## DATA RECORDS
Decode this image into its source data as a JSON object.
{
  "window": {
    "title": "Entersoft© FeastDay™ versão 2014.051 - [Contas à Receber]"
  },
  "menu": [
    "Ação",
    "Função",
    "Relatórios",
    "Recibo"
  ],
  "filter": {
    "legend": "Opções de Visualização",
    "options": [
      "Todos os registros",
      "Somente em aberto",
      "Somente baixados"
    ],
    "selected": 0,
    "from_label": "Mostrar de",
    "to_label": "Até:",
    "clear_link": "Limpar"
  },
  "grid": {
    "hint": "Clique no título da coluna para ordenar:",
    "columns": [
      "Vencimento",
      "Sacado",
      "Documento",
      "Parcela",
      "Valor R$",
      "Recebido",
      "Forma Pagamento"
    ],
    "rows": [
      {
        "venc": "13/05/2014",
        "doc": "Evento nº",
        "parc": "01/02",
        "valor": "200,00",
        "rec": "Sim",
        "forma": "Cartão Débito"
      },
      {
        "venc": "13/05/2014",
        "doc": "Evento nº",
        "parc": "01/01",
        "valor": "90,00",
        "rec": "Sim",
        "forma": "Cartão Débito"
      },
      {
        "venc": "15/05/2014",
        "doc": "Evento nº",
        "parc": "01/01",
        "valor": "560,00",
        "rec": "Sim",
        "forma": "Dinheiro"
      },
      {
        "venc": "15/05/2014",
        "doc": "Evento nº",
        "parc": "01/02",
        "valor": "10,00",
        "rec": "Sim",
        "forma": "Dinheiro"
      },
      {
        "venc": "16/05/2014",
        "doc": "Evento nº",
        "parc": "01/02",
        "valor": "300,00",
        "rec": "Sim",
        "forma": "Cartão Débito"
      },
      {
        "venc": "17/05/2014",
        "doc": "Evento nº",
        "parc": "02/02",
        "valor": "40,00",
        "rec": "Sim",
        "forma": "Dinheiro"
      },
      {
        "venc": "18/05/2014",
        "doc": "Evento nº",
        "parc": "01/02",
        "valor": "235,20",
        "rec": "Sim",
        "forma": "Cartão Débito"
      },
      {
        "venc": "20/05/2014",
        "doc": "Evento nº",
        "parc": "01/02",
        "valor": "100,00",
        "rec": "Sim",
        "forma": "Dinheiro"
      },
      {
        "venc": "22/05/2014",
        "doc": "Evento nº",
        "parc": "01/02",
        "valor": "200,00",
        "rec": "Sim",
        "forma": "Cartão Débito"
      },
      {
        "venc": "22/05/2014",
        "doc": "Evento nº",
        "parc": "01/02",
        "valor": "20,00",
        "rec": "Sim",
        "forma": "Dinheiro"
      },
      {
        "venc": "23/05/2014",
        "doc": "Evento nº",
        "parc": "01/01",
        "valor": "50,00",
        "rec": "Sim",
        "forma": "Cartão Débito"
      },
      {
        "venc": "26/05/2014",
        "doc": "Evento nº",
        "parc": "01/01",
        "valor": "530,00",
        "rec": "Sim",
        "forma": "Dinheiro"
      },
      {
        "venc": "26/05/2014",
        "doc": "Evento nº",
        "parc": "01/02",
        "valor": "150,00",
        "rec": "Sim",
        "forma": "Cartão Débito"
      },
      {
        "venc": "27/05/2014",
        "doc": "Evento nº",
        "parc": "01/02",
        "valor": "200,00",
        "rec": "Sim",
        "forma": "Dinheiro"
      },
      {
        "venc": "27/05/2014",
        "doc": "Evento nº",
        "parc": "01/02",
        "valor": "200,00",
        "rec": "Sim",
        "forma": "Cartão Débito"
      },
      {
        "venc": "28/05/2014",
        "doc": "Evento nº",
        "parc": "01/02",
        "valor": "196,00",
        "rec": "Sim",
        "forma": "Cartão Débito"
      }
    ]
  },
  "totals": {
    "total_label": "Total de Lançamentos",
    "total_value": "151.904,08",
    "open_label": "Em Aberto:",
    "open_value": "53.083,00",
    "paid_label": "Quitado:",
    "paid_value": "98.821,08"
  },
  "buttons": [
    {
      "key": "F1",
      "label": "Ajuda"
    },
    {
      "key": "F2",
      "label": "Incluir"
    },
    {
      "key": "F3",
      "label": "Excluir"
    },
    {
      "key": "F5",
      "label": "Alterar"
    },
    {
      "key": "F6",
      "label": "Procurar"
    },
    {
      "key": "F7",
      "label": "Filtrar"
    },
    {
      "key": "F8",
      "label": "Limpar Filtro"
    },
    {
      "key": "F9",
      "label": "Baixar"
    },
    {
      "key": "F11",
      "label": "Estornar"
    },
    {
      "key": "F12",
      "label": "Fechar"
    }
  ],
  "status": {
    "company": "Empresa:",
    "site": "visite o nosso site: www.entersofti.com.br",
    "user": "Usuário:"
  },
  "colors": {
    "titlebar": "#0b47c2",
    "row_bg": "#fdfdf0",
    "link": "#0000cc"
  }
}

## SET EXERCISE
Identify lines with the string "Somente". Copy each one.

## ANSWER FOR THIS EXERCISE
      "Somente em aberto",
      "Somente baixados"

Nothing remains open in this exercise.